Without the pictures, give the entries below again exactly as written.

+++ EXTRACTED RECORDS

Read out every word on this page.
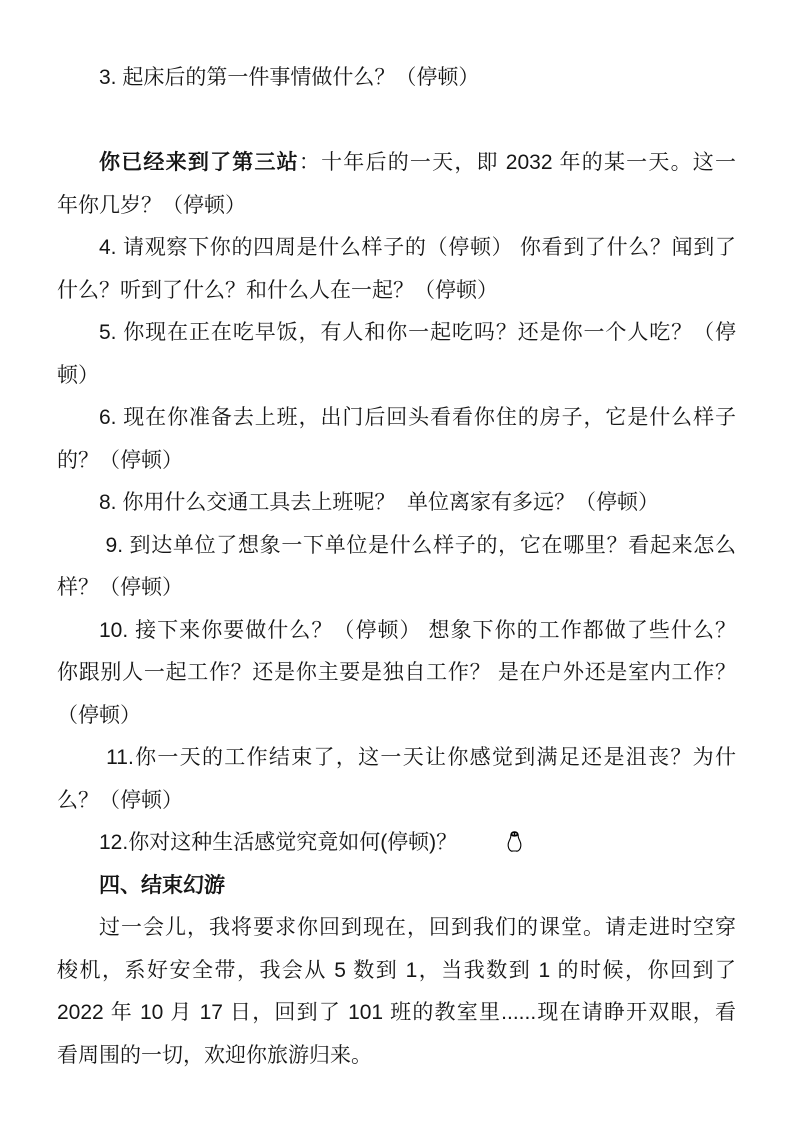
3. 起床后的第一件事情做什么？（停顿）
你已经来到了第三站：十年后的一天，即 2032 年的某一天。这一
年你几岁？（停顿）
4. 请观察下你的四周是什么样子的（停顿） 你看到了什么？闻到了
什么？听到了什么？和什么人在一起？（停顿）
5. 你现在正在吃早饭，有人和你一起吃吗？还是你一个人吃？（停
顿）
6. 现在你准备去上班，出门后回头看看你住的房子，它是什么样子
的？（停顿）
8. 你用什么交通工具去上班呢？  单位离家有多远？（停顿）
9. 到达单位了想象一下单位是什么样子的，它在哪里？看起来怎么
样？（停顿）
10. 接下来你要做什么？（停顿） 想象下你的工作都做了些什么？
你跟别人一起工作？还是你主要是独自工作？ 是在户外还是室内工作？
（停顿）
11.你一天的工作结束了，这一天让你感觉到满足还是沮丧？为什
么？（停顿）
12.你对这种生活感觉究竟如何(停顿)？
四、结束幻游
过一会儿，我将要求你回到现在，回到我们的课堂。请走进时空穿
梭机，系好安全带，我会从 5 数到 1，当我数到 1 的时候，你回到了
2022 年 10 月 17 日，回到了 101 班的教室里......现在请睁开双眼，看
看周围的一切，欢迎你旅游归来。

++++++

- [FINISHED EXERCISE]:
Read out every word on this page.
3. 起床后的第一件事情做什么？（停顿）
你已经来到了第三站：十年后的一天，即 2032 年的某一天。这一
年你几岁？（停顿）
4. 请观察下你的四周是什么样子的（停顿） 你看到了什么？闻到了
什么？听到了什么？和什么人在一起？（停顿）
5. 你现在正在吃早饭，有人和你一起吃吗？还是你一个人吃？（停
顿）
6. 现在你准备去上班，出门后回头看看你住的房子，它是什么样子
的？（停顿）
8. 你用什么交通工具去上班呢？  单位离家有多远？（停顿）
9. 到达单位了想象一下单位是什么样子的，它在哪里？看起来怎么
样？（停顿）
10. 接下来你要做什么？（停顿） 想象下你的工作都做了些什么？
你跟别人一起工作？还是你主要是独自工作？ 是在户外还是室内工作？
（停顿）
11.你一天的工作结束了，这一天让你感觉到满足还是沮丧？为什
么？（停顿）
12.你对这种生活感觉究竟如何(停顿)？
四、结束幻游
过一会儿，我将要求你回到现在，回到我们的课堂。请走进时空穿
梭机，系好安全带，我会从 5 数到 1，当我数到 1 的时候，你回到了
2022 年 10 月 17 日，回到了 101 班的教室里......现在请睁开双眼，看
看周围的一切，欢迎你旅游归来。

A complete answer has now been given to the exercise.